● **REQUIRED WORK**: Go through the listing and write out all of it exactly.

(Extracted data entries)
## Begin
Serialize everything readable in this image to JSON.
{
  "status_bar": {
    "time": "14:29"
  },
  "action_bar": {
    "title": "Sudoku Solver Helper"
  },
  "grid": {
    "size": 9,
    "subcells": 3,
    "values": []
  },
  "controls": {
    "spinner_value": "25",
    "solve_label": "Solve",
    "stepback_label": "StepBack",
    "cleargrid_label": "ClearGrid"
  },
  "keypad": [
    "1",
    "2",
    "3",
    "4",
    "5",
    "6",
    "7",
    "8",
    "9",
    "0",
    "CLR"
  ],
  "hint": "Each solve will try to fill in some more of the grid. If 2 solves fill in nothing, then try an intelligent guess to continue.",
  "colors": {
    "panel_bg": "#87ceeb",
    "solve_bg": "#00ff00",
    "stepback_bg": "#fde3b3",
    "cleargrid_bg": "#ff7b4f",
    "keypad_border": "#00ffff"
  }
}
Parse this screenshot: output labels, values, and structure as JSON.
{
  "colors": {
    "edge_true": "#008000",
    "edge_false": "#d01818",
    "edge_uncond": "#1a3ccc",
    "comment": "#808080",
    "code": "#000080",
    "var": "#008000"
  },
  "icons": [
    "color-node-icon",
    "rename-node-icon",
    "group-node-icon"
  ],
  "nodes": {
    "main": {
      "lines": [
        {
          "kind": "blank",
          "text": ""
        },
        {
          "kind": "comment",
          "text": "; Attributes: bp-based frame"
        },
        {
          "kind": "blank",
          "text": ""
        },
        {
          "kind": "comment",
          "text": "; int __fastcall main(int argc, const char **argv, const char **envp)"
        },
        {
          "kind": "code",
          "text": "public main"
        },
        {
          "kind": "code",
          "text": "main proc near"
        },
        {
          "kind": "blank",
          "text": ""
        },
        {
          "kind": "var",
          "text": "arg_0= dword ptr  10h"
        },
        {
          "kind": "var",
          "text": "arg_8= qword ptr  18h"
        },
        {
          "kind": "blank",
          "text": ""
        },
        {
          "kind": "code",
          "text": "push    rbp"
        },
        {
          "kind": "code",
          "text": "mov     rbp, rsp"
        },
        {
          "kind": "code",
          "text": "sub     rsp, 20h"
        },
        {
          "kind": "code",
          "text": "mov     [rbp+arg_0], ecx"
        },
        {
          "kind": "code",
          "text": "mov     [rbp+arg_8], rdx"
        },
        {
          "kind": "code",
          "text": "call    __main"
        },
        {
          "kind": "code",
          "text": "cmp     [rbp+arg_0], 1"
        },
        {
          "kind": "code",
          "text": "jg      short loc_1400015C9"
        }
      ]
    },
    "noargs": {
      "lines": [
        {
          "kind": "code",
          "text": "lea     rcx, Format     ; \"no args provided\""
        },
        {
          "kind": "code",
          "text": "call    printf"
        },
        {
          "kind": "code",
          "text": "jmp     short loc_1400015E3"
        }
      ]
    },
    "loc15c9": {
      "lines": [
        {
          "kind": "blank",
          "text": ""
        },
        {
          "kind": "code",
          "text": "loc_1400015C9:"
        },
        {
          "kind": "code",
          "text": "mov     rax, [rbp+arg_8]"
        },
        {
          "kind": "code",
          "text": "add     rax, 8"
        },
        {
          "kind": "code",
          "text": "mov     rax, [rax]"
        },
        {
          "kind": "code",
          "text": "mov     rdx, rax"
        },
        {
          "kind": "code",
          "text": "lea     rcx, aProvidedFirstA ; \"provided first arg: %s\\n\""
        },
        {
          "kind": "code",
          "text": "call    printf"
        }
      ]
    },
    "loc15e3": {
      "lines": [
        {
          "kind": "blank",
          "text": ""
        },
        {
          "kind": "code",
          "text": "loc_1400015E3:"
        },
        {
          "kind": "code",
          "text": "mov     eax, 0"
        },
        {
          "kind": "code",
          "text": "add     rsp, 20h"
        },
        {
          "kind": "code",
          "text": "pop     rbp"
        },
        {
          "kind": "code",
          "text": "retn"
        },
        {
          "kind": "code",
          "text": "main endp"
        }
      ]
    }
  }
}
## End
● **SOLUTION TO THIS TASK**:
Serialize everything readable in this image to JSON.
{
  "status_bar": {
    "time": "14:29"
  },
  "action_bar": {
    "title": "Sudoku Solver Helper"
  },
  "grid": {
    "size": 9,
    "subcells": 3,
    "values": []
  },
  "controls": {
    "spinner_value": "25",
    "solve_label": "Solve",
    "stepback_label": "StepBack",
    "cleargrid_label": "ClearGrid"
  },
  "keypad": [
    "1",
    "2",
    "3",
    "4",
    "5",
    "6",
    "7",
    "8",
    "9",
    "0",
    "CLR"
  ],
  "hint": "Each solve will try to fill in some more of the grid. If 2 solves fill in nothing, then try an intelligent guess to continue.",
  "colors": {
    "panel_bg": "#87ceeb",
    "solve_bg": "#00ff00",
    "stepback_bg": "#fde3b3",
    "cleargrid_bg": "#ff7b4f",
    "keypad_border": "#00ffff"
  }
}
Parse this screenshot: output labels, values, and structure as JSON.
{
  "colors": {
    "edge_true": "#008000",
    "edge_false": "#d01818",
    "edge_uncond": "#1a3ccc",
    "comment": "#808080",
    "code": "#000080",
    "var": "#008000"
  },
  "icons": [
    "color-node-icon",
    "rename-node-icon",
    "group-node-icon"
  ],
  "nodes": {
    "main": {
      "lines": [
        {
          "kind": "blank",
          "text": ""
        },
        {
          "kind": "comment",
          "text": "; Attributes: bp-based frame"
        },
        {
          "kind": "blank",
          "text": ""
        },
        {
          "kind": "comment",
          "text": "; int __fastcall main(int argc, const char **argv, const char **envp)"
        },
        {
          "kind": "code",
          "text": "public main"
        },
        {
          "kind": "code",
          "text": "main proc near"
        },
        {
          "kind": "blank",
          "text": ""
        },
        {
          "kind": "var",
          "text": "arg_0= dword ptr  10h"
        },
        {
          "kind": "var",
          "text": "arg_8= qword ptr  18h"
        },
        {
          "kind": "blank",
          "text": ""
        },
        {
          "kind": "code",
          "text": "push    rbp"
        },
        {
          "kind": "code",
          "text": "mov     rbp, rsp"
        },
        {
          "kind": "code",
          "text": "sub     rsp, 20h"
        },
        {
          "kind": "code",
          "text": "mov     [rbp+arg_0], ecx"
        },
        {
          "kind": "code",
          "text": "mov     [rbp+arg_8], rdx"
        },
        {
          "kind": "code",
          "text": "call    __main"
        },
        {
          "kind": "code",
          "text": "cmp     [rbp+arg_0], 1"
        },
        {
          "kind": "code",
          "text": "jg      short loc_1400015C9"
        }
      ]
    },
    "noargs": {
      "lines": [
        {
          "kind": "code",
          "text": "lea     rcx, Format     ; \"no args provided\""
        },
        {
          "kind": "code",
          "text": "call    printf"
        },
        {
          "kind": "code",
          "text": "jmp     short loc_1400015E3"
        }
      ]
    },
    "loc15c9": {
      "lines": [
        {
          "kind": "blank",
          "text": ""
        },
        {
          "kind": "code",
          "text": "loc_1400015C9:"
        },
        {
          "kind": "code",
          "text": "mov     rax, [rbp+arg_8]"
        },
        {
          "kind": "code",
          "text": "add     rax, 8"
        },
        {
          "kind": "code",
          "text": "mov     rax, [rax]"
        },
        {
          "kind": "code",
          "text": "mov     rdx, rax"
        },
        {
          "kind": "code",
          "text": "lea     rcx, aProvidedFirstA ; \"provided first arg: %s\\n\""
        },
        {
          "kind": "code",
          "text": "call    printf"
        }
      ]
    },
    "loc15e3": {
      "lines": [
        {
          "kind": "blank",
          "text": ""
        },
        {
          "kind": "code",
          "text": "loc_1400015E3:"
        },
        {
          "kind": "code",
          "text": "mov     eax, 0"
        },
        {
          "kind": "code",
          "text": "add     rsp, 20h"
        },
        {
          "kind": "code",
          "text": "pop     rbp"
        },
        {
          "kind": "code",
          "text": "retn"
        },
        {
          "kind": "code",
          "text": "main endp"
        }
      ]
    }
  }
}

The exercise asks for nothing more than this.